Supplied records start
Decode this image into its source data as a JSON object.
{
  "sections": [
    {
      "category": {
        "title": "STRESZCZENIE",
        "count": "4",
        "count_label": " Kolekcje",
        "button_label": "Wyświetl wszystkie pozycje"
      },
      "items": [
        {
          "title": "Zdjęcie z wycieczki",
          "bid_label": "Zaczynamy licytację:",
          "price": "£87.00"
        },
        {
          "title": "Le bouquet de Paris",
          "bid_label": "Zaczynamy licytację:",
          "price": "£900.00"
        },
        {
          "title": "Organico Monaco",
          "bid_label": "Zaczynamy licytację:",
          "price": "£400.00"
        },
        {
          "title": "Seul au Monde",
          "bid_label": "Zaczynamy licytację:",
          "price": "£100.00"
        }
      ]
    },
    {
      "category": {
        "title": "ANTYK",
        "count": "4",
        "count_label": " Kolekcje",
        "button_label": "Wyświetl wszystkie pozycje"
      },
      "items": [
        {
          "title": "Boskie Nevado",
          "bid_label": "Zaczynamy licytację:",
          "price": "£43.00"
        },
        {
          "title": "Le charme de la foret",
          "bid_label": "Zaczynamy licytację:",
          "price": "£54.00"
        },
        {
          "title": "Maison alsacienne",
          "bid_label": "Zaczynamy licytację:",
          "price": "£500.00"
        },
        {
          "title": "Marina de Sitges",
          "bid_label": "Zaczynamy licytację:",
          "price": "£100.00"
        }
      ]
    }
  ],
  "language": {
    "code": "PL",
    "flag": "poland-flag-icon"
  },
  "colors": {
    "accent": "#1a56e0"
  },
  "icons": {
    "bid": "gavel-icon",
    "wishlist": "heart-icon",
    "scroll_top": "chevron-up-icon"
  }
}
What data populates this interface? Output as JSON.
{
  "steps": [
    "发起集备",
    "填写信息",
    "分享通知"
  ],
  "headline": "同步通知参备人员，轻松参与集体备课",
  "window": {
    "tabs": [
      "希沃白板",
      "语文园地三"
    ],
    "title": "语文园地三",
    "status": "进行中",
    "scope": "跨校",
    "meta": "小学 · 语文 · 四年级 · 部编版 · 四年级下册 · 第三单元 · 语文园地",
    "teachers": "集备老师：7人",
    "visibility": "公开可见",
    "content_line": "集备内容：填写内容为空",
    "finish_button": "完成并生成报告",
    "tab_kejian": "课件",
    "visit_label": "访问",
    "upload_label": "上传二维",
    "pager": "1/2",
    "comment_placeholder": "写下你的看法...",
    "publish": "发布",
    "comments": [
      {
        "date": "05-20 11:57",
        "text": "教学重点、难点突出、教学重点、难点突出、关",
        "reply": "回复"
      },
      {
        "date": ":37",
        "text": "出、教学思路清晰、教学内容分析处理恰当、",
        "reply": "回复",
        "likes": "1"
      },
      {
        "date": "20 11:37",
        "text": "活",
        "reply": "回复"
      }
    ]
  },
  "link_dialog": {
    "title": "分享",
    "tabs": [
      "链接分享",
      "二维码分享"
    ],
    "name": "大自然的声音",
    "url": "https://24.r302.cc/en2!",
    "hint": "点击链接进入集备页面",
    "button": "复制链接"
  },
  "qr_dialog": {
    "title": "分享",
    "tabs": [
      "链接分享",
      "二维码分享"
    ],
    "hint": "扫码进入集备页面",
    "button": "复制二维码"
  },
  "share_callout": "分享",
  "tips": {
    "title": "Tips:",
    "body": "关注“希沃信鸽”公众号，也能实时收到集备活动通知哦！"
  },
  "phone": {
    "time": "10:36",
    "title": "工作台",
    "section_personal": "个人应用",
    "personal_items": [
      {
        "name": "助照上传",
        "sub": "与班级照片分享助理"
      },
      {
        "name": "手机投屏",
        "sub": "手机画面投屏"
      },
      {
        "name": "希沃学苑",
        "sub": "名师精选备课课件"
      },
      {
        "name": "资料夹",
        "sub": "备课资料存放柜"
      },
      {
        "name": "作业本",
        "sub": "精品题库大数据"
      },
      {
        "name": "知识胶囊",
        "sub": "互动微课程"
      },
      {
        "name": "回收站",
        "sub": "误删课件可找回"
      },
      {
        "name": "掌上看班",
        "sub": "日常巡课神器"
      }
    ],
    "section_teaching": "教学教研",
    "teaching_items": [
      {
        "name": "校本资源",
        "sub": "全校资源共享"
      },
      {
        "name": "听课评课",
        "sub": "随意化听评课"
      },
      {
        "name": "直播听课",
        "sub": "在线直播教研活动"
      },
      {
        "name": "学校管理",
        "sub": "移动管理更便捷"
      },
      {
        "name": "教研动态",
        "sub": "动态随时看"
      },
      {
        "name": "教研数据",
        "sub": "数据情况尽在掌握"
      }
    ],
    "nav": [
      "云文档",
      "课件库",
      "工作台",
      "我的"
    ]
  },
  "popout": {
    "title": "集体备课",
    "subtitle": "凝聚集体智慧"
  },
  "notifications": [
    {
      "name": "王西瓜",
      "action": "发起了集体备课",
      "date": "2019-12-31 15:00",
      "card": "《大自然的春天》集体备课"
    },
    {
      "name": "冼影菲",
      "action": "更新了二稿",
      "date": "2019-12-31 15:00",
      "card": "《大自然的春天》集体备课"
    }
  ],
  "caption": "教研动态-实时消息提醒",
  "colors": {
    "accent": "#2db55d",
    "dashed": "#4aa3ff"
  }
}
Supplied records end
### Task
Show every line from the entries above in which the word "this" appears.

### Exercise solution
Decode this image into its source data as a JSON object.
What data populates this interface? Output as JSON.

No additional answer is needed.